* [Passage provided]
There is a Shoemaker in
Karaoğlanoğlu
Right in the centre of the
village on the road that leads up to Edremit and Karmi is a small white house
with a sign next to the door ‘Shoe Repairs’. Through the wide open door you can
see him sitting at his working table bent over his work… another shoe to
repair. Around him are the utensils and machines that are required to repair
but also to make new shoes. Kemal Boral is a learnt shoemaker.
I have a deep respect for
people who are carrying on such old professions, dying out slowly but surely, a
profession representing individual service within society. Where do you still
find such services today in our modern times such as a shoe or dress maker, a
handyman that used to come to the village once in a while to help repair things
around the house, a shoe shiner at the street corner, a tea boy coming over
regularly and serve coffee or tea; also, where are the haberdashery shops where
you could grub for a certain button you have lost on your shirt or where you could
get some expert advice for a pullover you want to knit.
When I enter such a shop to
either have a shoe repaired or a dress mended, a certain feeling of trust
develops: there is somebody that can help me… In our modern times we rather
throw things away because they are made by the thousands and therefore cheap,
all one style, made from plastic, a bit like a uniform, there is no longer an
individual style to be seen around.
These were my thoughts when
I first talked to our shoemaker in Karaoğlanoğlu, Mr. Kemal Boral. He offered
me a chair to wait for my turn as there were clients before me, two men from the
Southern part of Cyprus, and I realised that my shoemaker spoke Greek with
them. They had come to collect one new pair of handmade shoes, in fine brown
leather with snake skin up front he had ordered to fit his 47 sized feet; he
loudly expressed the pleasure he felt when he tried them on, and he discussed a
second pair made from lacquer leather half-finished he would collect a week
later. They told me when asked that they had desperately been looking for a
shoemaker around the island and had landed here in this small shop. They were
obviously very happy. When they left, Kemal showed me a row of other shoes he
had made such as some lovely Clark shoes and he mentioned the price for these …about
Sterling 40, which is so reasonable for handmade shoes.
We started talking, Kemal
and I, and a friend of his, Ulusal, sitting in the background, was translating
when necessary. Kemal Boral was born in 1948 in Kavaklı (Ayyorgi) near Paphos
and when he was seven years old, they moved to Episkopi village where they
actually lived until he was 27 years old, i.e. when they were forced to leave
their home to go north in 1974. His parents were in farming.
“When I had finished school
my parents sent me to Nicosia/Küçük Kaymaklı where I learnt the profession of a
shoemaker starting with shoe repair; that was in 1960. I learnt the trade but then, when the
troubles started in 1963, I had to leave my master and I returned home to
Episkopi.”
Nearby was the British
enclave of Akrotiri founded in 1960
after the island gained its independence and there Kemal Boral and a shoemaker named
Bayramoğlu started the business to repair the shoes of the British soldiers and
staff.

* [Spatial layout data]
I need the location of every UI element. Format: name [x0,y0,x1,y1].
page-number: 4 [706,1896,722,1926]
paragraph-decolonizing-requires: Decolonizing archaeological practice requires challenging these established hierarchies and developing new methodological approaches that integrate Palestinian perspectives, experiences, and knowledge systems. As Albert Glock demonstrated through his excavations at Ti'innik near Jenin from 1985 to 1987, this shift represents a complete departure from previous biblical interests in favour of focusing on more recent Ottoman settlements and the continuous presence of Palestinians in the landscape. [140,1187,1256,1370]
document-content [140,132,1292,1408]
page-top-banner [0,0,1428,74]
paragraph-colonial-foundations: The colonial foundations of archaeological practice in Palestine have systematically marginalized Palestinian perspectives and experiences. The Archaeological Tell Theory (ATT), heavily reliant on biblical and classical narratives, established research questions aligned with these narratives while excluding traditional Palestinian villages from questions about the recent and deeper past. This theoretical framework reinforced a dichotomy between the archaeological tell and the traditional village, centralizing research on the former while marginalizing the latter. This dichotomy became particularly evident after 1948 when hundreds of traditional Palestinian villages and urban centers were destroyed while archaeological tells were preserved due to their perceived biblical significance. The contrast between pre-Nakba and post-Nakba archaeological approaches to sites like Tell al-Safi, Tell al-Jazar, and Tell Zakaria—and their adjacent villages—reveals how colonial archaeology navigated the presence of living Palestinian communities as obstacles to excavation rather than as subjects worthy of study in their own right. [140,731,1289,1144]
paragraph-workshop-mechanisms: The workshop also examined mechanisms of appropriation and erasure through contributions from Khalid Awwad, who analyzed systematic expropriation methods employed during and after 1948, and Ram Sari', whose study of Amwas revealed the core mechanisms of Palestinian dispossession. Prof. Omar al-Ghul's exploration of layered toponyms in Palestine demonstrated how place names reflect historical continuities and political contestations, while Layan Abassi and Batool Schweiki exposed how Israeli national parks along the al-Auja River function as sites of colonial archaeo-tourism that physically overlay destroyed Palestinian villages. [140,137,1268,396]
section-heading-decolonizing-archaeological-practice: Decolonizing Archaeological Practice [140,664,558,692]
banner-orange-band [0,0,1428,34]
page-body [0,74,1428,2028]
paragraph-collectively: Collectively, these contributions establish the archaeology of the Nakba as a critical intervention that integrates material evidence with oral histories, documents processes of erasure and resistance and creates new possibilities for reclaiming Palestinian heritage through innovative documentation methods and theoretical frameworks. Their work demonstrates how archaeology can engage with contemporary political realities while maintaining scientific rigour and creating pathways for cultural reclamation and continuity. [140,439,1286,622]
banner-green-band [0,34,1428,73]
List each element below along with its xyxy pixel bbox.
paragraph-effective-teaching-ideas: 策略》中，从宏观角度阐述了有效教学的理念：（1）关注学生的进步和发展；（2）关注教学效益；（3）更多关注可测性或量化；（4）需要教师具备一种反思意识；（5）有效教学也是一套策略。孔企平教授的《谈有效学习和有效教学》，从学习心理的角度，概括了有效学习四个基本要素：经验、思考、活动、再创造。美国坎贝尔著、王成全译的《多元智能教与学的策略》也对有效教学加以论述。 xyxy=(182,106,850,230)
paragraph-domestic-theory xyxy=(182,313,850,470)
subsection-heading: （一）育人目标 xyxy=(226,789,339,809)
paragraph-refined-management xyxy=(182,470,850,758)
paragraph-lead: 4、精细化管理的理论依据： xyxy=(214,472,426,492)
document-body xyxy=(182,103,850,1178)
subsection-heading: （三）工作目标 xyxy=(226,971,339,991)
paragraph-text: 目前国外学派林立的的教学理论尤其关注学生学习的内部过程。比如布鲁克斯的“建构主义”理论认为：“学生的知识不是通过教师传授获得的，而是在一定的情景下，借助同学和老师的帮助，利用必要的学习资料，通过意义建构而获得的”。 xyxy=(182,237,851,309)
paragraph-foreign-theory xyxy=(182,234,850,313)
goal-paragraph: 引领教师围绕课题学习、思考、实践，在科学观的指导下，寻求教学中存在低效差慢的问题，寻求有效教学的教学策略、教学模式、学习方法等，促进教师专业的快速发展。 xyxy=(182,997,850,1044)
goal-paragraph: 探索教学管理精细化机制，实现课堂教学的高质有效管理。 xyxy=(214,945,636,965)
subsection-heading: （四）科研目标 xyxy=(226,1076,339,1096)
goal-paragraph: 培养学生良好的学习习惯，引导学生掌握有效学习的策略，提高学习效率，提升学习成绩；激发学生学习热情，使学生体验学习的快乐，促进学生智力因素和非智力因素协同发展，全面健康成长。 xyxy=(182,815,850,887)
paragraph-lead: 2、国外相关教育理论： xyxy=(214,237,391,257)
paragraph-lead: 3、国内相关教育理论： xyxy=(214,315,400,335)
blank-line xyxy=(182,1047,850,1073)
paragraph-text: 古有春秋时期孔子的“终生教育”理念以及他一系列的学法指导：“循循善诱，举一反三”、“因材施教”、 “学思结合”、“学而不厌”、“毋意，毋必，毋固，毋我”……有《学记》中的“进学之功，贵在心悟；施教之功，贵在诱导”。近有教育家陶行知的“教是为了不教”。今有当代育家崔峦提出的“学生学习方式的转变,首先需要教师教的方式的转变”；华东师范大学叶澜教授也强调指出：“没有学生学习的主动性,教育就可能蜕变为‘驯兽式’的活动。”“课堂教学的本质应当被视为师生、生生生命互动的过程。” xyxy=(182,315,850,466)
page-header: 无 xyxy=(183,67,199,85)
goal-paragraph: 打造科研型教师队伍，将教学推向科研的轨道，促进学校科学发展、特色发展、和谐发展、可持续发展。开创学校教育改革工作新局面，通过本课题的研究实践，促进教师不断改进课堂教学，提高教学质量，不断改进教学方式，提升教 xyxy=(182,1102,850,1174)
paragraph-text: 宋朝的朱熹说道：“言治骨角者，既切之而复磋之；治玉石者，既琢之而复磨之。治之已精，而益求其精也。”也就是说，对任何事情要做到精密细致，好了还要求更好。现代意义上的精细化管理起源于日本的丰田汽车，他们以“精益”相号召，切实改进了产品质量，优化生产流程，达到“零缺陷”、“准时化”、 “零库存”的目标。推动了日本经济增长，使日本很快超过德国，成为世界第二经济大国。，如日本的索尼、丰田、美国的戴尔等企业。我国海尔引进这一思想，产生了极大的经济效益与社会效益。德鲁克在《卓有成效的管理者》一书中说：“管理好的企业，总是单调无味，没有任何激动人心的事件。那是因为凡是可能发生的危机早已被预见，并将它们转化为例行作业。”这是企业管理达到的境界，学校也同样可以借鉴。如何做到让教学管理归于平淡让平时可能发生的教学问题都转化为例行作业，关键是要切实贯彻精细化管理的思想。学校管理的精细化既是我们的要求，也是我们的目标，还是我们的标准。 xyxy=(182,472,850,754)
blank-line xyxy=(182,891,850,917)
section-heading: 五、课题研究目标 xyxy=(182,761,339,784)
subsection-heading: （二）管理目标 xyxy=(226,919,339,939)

* [Written task]
Carry on the account of the Karaoğlanoğlu shoemaker from its last sentence. The entries are separate material from the account of the Karaoğlanoğlu shoemaker.

* [Solved problem]
“Does the name Bayramoğlu
ring a bell with you?” Yes, it does, today Bayramoğlu has shoe shops all over
the island. “I stayed with him for ten
years, and there I learnt to make Clarks, the shoes the British military staff
was wearing.”
The year of 1974 came and
the Turkish Cypriots were moved to a camp. “Soon the question arose, who would
repair our shoes, and so I started to repair shoes for the camp people, together
with a Turkish Cypriot named Reisoğlu, a connection that would perpetuate for
19 years after I had come to Girne six months later.”
Kemal was flown out of
Episkopi by plane to Adana in Turkey and from there he took a boat back to
Cyprus, he tells me. He had married and had already two children who joined him
when he came to Girne; all his family was safe and he started a new life again.
“In Girne, I met Reisoğlu
again and we opened a shop for repairing and making shoes, it was opposite the
Dome Hotel; and since I was a learnt shoemaker, I was the master there and now taught others.” The shop still exists today and I remember
that I bought a pair of shoes some years ago.
In 1992 the two shoemakers
ended a 19 years old joint venture and Kemal moved to Karaoğlanoğlu where he bought
the small house we were now sitting in and opened his own shop. There are two
old sewing machines, one is a German Singer machine, old trustworthy tools
which should actually be shown in a museum.
“Those were hard times we
went through in all those years, fighting for survival”, Kemal continued. “I
took up another job with Bayrak Television, first as a driver and then as a
cameraman; I had bought a movie camera and was doing mainly football events. I
did that for five years, and when I came home in the evening I sat down at my
working table to execute orders that had come in, to either repair shoes or
make new ones.”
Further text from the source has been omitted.